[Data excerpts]
*-*-*
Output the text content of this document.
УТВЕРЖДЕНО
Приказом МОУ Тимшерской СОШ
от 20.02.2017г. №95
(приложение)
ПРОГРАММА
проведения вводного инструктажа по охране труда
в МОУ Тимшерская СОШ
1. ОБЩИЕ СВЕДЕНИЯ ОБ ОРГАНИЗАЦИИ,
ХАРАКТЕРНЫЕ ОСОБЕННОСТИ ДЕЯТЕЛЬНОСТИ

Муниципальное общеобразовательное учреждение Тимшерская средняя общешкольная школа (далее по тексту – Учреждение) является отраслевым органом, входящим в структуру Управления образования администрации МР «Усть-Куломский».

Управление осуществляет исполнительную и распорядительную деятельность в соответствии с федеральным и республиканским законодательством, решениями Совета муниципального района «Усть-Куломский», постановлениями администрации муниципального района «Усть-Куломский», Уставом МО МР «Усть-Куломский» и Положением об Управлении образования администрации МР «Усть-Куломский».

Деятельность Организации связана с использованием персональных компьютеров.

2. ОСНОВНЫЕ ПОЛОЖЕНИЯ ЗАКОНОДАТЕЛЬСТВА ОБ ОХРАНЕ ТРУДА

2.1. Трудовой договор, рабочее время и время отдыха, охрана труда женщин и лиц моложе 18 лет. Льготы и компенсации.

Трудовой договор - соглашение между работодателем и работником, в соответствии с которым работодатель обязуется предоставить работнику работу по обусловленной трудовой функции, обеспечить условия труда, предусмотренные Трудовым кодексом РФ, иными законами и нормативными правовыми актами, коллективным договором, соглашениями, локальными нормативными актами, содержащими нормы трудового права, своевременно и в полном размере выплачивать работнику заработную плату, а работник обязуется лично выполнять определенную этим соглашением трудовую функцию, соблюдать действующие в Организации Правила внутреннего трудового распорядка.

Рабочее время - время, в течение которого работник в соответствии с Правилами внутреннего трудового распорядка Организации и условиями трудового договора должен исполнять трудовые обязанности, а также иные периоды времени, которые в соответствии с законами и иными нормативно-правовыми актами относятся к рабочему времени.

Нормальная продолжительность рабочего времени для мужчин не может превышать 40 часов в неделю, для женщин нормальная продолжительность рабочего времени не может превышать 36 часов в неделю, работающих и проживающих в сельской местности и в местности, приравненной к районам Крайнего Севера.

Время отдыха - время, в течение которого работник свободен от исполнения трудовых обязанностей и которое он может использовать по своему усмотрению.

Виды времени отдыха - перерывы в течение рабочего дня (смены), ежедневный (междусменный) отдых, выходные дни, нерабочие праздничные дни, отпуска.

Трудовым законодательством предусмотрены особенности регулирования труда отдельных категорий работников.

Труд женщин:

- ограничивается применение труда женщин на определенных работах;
*-*-*
* **SET PROBLEM**: Write out the full set of records exactly as given.

* **SOLVED EXERCISE**:
Output the text content of this document.
УТВЕРЖДЕНО
Приказом МОУ Тимшерской СОШ
от 20.02.2017г. №95
(приложение)
ПРОГРАММА
проведения вводного инструктажа по охране труда
в МОУ Тимшерская СОШ
1. ОБЩИЕ СВЕДЕНИЯ ОБ ОРГАНИЗАЦИИ,
ХАРАКТЕРНЫЕ ОСОБЕННОСТИ ДЕЯТЕЛЬНОСТИ

Муниципальное общеобразовательное учреждение Тимшерская средняя общешкольная школа (далее по тексту – Учреждение) является отраслевым органом, входящим в структуру Управления образования администрации МР «Усть-Куломский».

Управление осуществляет исполнительную и распорядительную деятельность в соответствии с федеральным и республиканским законодательством, решениями Совета муниципального района «Усть-Куломский», постановлениями администрации муниципального района «Усть-Куломский», Уставом МО МР «Усть-Куломский» и Положением об Управлении образования администрации МР «Усть-Куломский».

Деятельность Организации связана с использованием персональных компьютеров.

2. ОСНОВНЫЕ ПОЛОЖЕНИЯ ЗАКОНОДАТЕЛЬСТВА ОБ ОХРАНЕ ТРУДА

2.1. Трудовой договор, рабочее время и время отдыха, охрана труда женщин и лиц моложе 18 лет. Льготы и компенсации.

Трудовой договор - соглашение между работодателем и работником, в соответствии с которым работодатель обязуется предоставить работнику работу по обусловленной трудовой функции, обеспечить условия труда, предусмотренные Трудовым кодексом РФ, иными законами и нормативными правовыми актами, коллективным договором, соглашениями, локальными нормативными актами, содержащими нормы трудового права, своевременно и в полном размере выплачивать работнику заработную плату, а работник обязуется лично выполнять определенную этим соглашением трудовую функцию, соблюдать действующие в Организации Правила внутреннего трудового распорядка.

Рабочее время - время, в течение которого работник в соответствии с Правилами внутреннего трудового распорядка Организации и условиями трудового договора должен исполнять трудовые обязанности, а также иные периоды времени, которые в соответствии с законами и иными нормативно-правовыми актами относятся к рабочему времени.

Нормальная продолжительность рабочего времени для мужчин не может превышать 40 часов в неделю, для женщин нормальная продолжительность рабочего времени не может превышать 36 часов в неделю, работающих и проживающих в сельской местности и в местности, приравненной к районам Крайнего Севера.

Время отдыха - время, в течение которого работник свободен от исполнения трудовых обязанностей и которое он может использовать по своему усмотрению.

Виды времени отдыха - перерывы в течение рабочего дня (смены), ежедневный (междусменный) отдых, выходные дни, нерабочие праздничные дни, отпуска.

Трудовым законодательством предусмотрены особенности регулирования труда отдельных категорий работников.

Труд женщин:

- ограничивается применение труда женщин на определенных работах;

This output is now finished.